> [EXTRACT PROVIDED]:
* begin *

Takeaways from MANI’s chat with Anto Lecky, Ego Boyo & Imoh Eboh on the Movie Industry & Mental Health


On Wednesday, May 5, 2021, Mentally Aware Nigeria Initiative (MANI) hosted a Spaces event on the Twitter platform as part of its planned activities for Mental Health Awareness month. The focus of this event was on mental health and the movie industry in Nigeria and it had in attendance Anto Lecky, Ego Boyo and Imoh Eboh.

The discussion started with questions ranging from movies that depicted mental health negatively and positively, to what people in the industry need to do to improve the accurate depiction of mental health in movies.

It was stated that that the movie industry is a money-making business, hence why movie scripts tend to exaggerate some scenes; after all, a movie aims to get the public interested to watch and make money. The panellists advised people in the industry to engage in extensive research when developing mental health-related movies, as this is important because the film has the power to influence and change perception. Anto Lecky suggested that more short films, web series like MANI’s “Oga John” are created to depict and drive these mental health conversations as this will be a nudge to get the attention of the big players in the industry.

When asked what happens during those periods of being without a job and waiting for the next opportunity, Imoh Eboh said she practised a habit of saving. “Every little money I had, I started saving. So, since I finished Riona, I have been using money from there to sustain myself and get other things done as an actor. And then, I have the privilege of a house that I stay in for free.’’

Anto Lecky talked about how getting into character for a movie sometimes messes the mind;

I remember I had a role where I had to play a young girl who ended up getting pregnant at a really young age and I didn’t obviously experience that kind of thing in my real life so even being in that environment would be shocking, it really like totally messed me up, like I just, I feel like the emotions that I put into acting were for me realising that people actually go through this in real life. Portraying a role really does take a lot, it takes a lot even for me as a newbie that is not trained so well, maybe for me because I don’t have proper training.

Ego Boyo, who has been in the industry for thirty years plus commended the growth of awareness in mental health. She said;

In the last few years, there has been so much awareness about mental health issues and efforts to break that stigma which still exists, but I think more than ever, people are realising that it doesn’t serve anybody, anywhere, any good to suppress your feelings but to reach out and ask for help when you need it. We are getting to the point where people are more aware, of course, it’s not going to change overnight because we’ve been told as a generation to get on with it and it’s changing.

* end *

> [DATA SHOWN]:
* begin *

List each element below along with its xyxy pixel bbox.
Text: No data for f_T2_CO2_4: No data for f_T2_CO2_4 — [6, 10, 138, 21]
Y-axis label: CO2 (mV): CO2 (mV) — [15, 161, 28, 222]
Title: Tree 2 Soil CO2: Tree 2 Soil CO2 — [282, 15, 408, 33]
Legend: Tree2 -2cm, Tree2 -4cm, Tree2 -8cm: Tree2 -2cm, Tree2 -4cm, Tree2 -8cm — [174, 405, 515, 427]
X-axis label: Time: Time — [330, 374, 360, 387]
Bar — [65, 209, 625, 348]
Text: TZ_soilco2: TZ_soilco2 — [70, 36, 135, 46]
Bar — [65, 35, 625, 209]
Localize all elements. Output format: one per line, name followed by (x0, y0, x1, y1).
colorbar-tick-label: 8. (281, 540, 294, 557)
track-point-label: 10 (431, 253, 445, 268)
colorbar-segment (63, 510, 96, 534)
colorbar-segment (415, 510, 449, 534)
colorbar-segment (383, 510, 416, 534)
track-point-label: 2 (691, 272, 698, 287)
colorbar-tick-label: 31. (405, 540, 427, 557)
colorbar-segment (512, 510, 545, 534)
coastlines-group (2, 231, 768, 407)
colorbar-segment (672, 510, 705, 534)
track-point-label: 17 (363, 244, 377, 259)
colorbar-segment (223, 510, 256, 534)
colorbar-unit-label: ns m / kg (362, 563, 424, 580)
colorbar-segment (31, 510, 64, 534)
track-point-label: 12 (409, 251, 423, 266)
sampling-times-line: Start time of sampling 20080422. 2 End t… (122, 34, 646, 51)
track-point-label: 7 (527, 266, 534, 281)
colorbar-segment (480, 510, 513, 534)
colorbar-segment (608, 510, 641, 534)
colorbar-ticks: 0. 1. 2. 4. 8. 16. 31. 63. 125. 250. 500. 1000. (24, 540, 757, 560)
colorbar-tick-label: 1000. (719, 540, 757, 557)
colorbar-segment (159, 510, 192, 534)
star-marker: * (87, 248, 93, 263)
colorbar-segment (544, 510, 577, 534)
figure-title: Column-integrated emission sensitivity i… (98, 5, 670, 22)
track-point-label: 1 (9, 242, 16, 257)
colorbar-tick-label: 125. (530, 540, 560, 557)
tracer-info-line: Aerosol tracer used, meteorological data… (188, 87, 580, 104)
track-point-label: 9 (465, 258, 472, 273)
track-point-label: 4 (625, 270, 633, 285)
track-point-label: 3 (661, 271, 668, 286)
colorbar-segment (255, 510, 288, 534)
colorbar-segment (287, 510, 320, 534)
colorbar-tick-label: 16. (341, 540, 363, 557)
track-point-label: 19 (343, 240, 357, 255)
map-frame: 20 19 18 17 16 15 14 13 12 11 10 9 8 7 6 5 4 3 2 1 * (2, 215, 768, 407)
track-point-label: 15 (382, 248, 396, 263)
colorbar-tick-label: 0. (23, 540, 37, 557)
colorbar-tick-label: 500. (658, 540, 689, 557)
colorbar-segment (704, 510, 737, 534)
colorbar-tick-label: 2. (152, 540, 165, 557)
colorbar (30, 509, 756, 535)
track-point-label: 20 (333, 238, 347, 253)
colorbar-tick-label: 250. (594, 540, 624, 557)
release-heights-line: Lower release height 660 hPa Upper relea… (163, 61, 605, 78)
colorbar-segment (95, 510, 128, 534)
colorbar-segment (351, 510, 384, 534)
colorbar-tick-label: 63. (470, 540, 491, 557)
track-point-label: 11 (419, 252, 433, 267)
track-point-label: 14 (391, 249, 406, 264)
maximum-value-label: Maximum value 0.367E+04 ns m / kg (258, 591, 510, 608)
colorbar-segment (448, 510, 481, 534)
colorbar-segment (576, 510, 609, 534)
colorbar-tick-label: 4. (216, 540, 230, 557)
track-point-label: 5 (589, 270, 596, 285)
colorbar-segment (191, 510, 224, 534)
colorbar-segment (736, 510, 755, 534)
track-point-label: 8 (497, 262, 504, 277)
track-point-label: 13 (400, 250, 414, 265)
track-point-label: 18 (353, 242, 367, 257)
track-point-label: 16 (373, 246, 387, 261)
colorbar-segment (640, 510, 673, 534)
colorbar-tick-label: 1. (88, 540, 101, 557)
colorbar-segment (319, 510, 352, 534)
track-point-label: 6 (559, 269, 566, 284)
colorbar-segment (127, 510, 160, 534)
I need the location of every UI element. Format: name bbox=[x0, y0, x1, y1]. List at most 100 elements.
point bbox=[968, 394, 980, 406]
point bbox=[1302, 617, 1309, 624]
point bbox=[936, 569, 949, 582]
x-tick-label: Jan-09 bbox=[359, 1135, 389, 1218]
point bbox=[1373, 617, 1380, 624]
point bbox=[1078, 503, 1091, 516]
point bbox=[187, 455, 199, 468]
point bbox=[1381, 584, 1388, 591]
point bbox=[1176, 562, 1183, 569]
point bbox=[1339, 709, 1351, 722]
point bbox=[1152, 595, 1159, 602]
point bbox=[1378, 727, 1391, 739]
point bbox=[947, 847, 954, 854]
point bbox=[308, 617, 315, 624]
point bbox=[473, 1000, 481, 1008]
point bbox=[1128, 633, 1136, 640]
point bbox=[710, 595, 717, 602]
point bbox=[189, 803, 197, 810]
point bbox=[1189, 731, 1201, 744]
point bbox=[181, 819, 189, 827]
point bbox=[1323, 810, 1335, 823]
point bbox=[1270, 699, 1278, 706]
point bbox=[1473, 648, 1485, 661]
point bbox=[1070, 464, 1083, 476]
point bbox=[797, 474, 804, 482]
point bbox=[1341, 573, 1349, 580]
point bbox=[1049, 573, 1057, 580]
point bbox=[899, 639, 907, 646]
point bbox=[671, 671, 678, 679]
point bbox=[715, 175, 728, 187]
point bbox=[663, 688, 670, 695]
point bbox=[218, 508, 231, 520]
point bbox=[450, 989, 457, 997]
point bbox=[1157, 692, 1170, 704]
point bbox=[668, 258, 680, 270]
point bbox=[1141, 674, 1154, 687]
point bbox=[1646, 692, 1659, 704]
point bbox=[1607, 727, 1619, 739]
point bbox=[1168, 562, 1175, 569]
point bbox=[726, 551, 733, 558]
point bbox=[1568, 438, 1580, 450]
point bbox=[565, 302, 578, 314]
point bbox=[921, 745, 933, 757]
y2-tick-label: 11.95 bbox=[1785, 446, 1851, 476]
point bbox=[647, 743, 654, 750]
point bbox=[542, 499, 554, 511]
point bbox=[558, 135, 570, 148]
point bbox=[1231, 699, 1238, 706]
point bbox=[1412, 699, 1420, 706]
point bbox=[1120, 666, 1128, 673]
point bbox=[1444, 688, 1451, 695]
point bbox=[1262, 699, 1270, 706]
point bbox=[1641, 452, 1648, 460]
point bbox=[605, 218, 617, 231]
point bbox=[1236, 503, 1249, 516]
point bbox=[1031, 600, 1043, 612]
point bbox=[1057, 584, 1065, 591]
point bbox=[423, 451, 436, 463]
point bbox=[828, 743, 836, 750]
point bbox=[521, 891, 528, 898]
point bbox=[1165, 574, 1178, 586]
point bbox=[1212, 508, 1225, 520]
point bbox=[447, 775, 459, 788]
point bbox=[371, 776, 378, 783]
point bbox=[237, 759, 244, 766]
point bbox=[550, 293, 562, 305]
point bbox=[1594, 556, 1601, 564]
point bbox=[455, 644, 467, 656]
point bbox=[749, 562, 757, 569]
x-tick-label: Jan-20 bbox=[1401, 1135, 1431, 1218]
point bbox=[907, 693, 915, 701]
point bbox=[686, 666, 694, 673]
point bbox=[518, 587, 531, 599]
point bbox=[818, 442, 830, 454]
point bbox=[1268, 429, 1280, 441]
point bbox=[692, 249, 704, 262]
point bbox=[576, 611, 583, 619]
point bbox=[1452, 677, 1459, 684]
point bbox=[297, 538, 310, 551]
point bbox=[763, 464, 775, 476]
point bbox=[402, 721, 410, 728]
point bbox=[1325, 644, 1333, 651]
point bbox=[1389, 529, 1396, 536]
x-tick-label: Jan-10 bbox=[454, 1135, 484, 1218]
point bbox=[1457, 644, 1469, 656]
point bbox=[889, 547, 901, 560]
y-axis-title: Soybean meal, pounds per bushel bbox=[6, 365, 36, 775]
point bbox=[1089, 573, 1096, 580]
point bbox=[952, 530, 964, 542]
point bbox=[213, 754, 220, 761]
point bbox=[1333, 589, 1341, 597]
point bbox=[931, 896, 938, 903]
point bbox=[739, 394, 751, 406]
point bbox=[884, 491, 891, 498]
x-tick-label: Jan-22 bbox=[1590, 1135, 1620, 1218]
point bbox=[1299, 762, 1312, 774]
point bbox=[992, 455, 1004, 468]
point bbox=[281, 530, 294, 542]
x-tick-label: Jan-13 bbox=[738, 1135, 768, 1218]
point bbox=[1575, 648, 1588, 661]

* end *

> [REQUIRED WORK]:
a) In the takeaways from MANI's Twitter Spaces chat on the movie industry and mental health, what habit did Imoh Eboh say she practiced while between jobs?
b) List every person named in the takeaways from MANI's Twitter Spaces chat as attending the event.

> [COMPLETE ANSWERS]:
a) Saving, putting away every little bit of money she had.

b) Anto Lecky, Ego Boyo, Imoh Eboh